Records from a collection of figures:
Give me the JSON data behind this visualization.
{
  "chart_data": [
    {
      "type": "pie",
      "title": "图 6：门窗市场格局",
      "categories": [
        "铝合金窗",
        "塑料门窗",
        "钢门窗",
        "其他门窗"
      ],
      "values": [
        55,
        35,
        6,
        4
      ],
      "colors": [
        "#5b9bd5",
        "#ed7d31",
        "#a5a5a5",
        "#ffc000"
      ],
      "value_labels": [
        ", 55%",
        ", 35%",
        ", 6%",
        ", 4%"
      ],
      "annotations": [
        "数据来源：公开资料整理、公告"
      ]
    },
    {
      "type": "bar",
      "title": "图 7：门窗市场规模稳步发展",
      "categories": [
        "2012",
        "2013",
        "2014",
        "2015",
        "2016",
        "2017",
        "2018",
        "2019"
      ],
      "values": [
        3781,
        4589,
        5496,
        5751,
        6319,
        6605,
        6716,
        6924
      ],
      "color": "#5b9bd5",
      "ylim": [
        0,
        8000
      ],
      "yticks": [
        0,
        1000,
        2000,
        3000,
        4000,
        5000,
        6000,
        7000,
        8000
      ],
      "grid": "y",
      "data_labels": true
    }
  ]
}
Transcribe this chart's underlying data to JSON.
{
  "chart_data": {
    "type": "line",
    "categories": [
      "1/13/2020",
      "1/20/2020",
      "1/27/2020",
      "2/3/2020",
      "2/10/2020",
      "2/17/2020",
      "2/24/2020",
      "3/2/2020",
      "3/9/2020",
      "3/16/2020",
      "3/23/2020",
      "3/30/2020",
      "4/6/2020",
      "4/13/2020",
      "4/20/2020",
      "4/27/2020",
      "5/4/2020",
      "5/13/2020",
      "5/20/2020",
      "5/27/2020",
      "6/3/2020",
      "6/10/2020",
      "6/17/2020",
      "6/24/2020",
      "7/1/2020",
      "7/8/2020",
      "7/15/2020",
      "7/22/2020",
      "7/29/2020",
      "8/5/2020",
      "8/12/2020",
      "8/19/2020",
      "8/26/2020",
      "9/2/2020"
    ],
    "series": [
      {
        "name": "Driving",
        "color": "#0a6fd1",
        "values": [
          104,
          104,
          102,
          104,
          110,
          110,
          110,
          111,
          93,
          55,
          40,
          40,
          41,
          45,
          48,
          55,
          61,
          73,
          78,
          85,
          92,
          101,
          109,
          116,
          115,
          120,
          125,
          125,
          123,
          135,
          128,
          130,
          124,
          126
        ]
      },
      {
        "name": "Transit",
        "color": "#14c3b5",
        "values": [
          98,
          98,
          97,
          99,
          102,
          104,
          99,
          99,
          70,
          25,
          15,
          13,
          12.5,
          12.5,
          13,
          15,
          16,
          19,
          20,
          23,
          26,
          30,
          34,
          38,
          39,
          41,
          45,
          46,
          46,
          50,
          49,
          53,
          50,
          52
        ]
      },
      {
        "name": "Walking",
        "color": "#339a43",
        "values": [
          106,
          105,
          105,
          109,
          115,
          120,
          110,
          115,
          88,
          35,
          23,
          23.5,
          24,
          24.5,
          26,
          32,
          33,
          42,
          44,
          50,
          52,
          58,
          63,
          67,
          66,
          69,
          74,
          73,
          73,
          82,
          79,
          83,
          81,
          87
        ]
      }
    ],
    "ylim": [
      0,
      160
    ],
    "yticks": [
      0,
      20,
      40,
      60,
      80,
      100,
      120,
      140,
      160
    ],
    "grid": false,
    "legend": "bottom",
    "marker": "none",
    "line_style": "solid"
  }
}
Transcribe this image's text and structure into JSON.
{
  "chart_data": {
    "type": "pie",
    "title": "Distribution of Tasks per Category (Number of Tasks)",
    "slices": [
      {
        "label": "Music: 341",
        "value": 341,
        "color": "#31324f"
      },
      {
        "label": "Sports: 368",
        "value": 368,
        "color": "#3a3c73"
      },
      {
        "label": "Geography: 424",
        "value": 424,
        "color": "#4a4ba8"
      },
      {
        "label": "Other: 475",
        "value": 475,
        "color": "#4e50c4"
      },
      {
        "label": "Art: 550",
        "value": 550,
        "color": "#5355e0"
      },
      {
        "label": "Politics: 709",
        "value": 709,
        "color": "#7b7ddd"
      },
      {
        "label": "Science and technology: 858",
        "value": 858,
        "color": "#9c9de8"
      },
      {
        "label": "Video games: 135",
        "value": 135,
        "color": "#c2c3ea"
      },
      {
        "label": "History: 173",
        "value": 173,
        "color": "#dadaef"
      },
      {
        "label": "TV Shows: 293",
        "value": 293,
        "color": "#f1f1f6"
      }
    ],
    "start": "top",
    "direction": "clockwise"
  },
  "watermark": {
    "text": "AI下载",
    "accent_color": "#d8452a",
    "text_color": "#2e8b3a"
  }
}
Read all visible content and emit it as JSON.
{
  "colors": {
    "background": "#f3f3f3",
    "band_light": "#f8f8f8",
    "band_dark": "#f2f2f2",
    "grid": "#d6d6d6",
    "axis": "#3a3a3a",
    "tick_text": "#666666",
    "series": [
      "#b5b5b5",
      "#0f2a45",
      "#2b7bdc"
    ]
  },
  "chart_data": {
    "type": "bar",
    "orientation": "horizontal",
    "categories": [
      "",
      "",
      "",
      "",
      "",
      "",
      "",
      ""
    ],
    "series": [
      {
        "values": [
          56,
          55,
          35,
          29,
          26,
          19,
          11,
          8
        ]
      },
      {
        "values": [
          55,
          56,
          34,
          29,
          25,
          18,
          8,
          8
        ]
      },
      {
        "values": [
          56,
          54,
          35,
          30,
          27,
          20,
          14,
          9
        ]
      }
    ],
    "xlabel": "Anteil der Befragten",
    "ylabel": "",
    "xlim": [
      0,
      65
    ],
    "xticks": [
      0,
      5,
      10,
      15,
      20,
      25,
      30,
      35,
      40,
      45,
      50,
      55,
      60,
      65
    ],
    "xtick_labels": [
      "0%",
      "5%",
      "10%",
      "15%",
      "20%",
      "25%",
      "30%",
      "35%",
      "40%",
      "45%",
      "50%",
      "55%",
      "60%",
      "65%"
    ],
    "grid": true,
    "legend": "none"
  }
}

Job: From the data above, extract every line in its exact form.

Exercise result:
Give me the JSON data behind this visualization.
{
  "chart_data": [
    {
      "type": "pie",
      "title": "图 6：门窗市场格局",
      "categories": [
        "铝合金窗",
        "塑料门窗",
        "钢门窗",
        "其他门窗"
      ],
      "values": [
        55,
        35,
        6,
        4
      ],
      "colors": [
        "#5b9bd5",
        "#ed7d31",
        "#a5a5a5",
        "#ffc000"
      ],
      "value_labels": [
        ", 55%",
        ", 35%",
        ", 6%",
        ", 4%"
      ],
      "annotations": [
        "数据来源：公开资料整理、公告"
      ]
    },
    {
      "type": "bar",
      "title": "图 7：门窗市场规模稳步发展",
      "categories": [
        "2012",
        "2013",
        "2014",
        "2015",
        "2016",
        "2017",
        "2018",
        "2019"
      ],
      "values": [
        3781,
        4589,
        5496,
        5751,
        6319,
        6605,
        6716,
        6924
      ],
      "color": "#5b9bd5",
      "ylim": [
        0,
        8000
      ],
      "yticks": [
        0,
        1000,
        2000,
        3000,
        4000,
        5000,
        6000,
        7000,
        8000
      ],
      "grid": "y",
      "data_labels": true
    }
  ]
}
Transcribe this chart's underlying data to JSON.
{
  "chart_data": {
    "type": "line",
    "categories": [
      "1/13/2020",
      "1/20/2020",
      "1/27/2020",
      "2/3/2020",
      "2/10/2020",
      "2/17/2020",
      "2/24/2020",
      "3/2/2020",
      "3/9/2020",
      "3/16/2020",
      "3/23/2020",
      "3/30/2020",
      "4/6/2020",
      "4/13/2020",
      "4/20/2020",
      "4/27/2020",
      "5/4/2020",
      "5/13/2020",
      "5/20/2020",
      "5/27/2020",
      "6/3/2020",
      "6/10/2020",
      "6/17/2020",
      "6/24/2020",
      "7/1/2020",
      "7/8/2020",
      "7/15/2020",
      "7/22/2020",
      "7/29/2020",
      "8/5/2020",
      "8/12/2020",
      "8/19/2020",
      "8/26/2020",
      "9/2/2020"
    ],
    "series": [
      {
        "name": "Driving",
        "color": "#0a6fd1",
        "values": [
          104,
          104,
          102,
          104,
          110,
          110,
          110,
          111,
          93,
          55,
          40,
          40,
          41,
          45,
          48,
          55,
          61,
          73,
          78,
          85,
          92,
          101,
          109,
          116,
          115,
          120,
          125,
          125,
          123,
          135,
          128,
          130,
          124,
          126
        ]
      },
      {
        "name": "Transit",
        "color": "#14c3b5",
        "values": [
          98,
          98,
          97,
          99,
          102,
          104,
          99,
          99,
          70,
          25,
          15,
          13,
          12.5,
          12.5,
          13,
          15,
          16,
          19,
          20,
          23,
          26,
          30,
          34,
          38,
          39,
          41,
          45,
          46,
          46,
          50,
          49,
          53,
          50,
          52
        ]
      },
      {
        "name": "Walking",
        "color": "#339a43",
        "values": [
          106,
          105,
          105,
          109,
          115,
          120,
          110,
          115,
          88,
          35,
          23,
          23.5,
          24,
          24.5,
          26,
          32,
          33,
          42,
          44,
          50,
          52,
          58,
          63,
          67,
          66,
          69,
          74,
          73,
          73,
          82,
          79,
          83,
          81,
          87
        ]
      }
    ],
    "ylim": [
      0,
      160
    ],
    "yticks": [
      0,
      20,
      40,
      60,
      80,
      100,
      120,
      140,
      160
    ],
    "grid": false,
    "legend": "bottom",
    "marker": "none",
    "line_style": "solid"
  }
}
Transcribe this image's text and structure into JSON.
{
  "chart_data": {
    "type": "pie",
    "title": "Distribution of Tasks per Category (Number of Tasks)",
    "slices": [
      {
        "label": "Music: 341",
        "value": 341,
        "color": "#31324f"
      },
      {
        "label": "Sports: 368",
        "value": 368,
        "color": "#3a3c73"
      },
      {
        "label": "Geography: 424",
        "value": 424,
        "color": "#4a4ba8"
      },
      {
        "label": "Other: 475",
        "value": 475,
        "color": "#4e50c4"
      },
      {
        "label": "Art: 550",
        "value": 550,
        "color": "#5355e0"
      },
      {
        "label": "Politics: 709",
        "value": 709,
        "color": "#7b7ddd"
      },
      {
        "label": "Science and technology: 858",
        "value": 858,
        "color": "#9c9de8"
      },
      {
        "label": "Video games: 135",
        "value": 135,
        "color": "#c2c3ea"
      },
      {
        "label": "History: 173",
        "value": 173,
        "color": "#dadaef"
      },
      {
        "label": "TV Shows: 293",
        "value": 293,
        "color": "#f1f1f6"
      }
    ],
    "start": "top",
    "direction": "clockwise"
  },
  "watermark": {
    "text": "AI下载",
    "accent_color": "#d8452a",
    "text_color": "#2e8b3a"
  }
}
Read all visible content and emit it as JSON.
{
  "colors": {
    "background": "#f3f3f3",
    "band_light": "#f8f8f8",
    "band_dark": "#f2f2f2",
    "grid": "#d6d6d6",
    "axis": "#3a3a3a",
    "tick_text": "#666666",
    "series": [
      "#b5b5b5",
      "#0f2a45",
      "#2b7bdc"
    ]
  },
  "chart_data": {
    "type": "bar",
    "orientation": "horizontal",
    "categories": [
      "",
      "",
      "",
      "",
      "",
      "",
      "",
      ""
    ],
    "series": [
      {
        "values": [
          56,
          55,
          35,
          29,
          26,
          19,
          11,
          8
        ]
      },
      {
        "values": [
          55,
          56,
          34,
          29,
          25,
          18,
          8,
          8
        ]
      },
      {
        "values": [
          56,
          54,
          35,
          30,
          27,
          20,
          14,
          9
        ]
      }
    ],
    "xlabel": "Anteil der Befragten",
    "ylabel": "",
    "xlim": [
      0,
      65
    ],
    "xticks": [
      0,
      5,
      10,
      15,
      20,
      25,
      30,
      35,
      40,
      45,
      50,
      55,
      60,
      65
    ],
    "xtick_labels": [
      "0%",
      "5%",
      "10%",
      "15%",
      "20%",
      "25%",
      "30%",
      "35%",
      "40%",
      "45%",
      "50%",
      "55%",
      "60%",
      "65%"
    ],
    "grid": true,
    "legend": "none"
  }
}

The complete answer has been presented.